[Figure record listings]
---+---

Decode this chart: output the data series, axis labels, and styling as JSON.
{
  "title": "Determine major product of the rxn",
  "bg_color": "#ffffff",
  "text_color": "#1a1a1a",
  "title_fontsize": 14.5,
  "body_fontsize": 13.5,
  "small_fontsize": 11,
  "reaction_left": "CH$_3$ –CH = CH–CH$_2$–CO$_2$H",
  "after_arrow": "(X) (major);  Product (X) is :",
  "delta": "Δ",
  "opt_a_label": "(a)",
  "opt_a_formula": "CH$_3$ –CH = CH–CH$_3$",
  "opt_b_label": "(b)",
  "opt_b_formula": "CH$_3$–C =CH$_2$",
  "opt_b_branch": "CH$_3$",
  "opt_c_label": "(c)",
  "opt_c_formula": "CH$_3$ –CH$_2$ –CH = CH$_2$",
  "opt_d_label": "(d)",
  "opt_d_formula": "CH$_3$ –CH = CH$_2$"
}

---+---

=== Task description ===
Indicate how many lines of the material include the word "major"; the number alone is required.

=== Task solution ===
2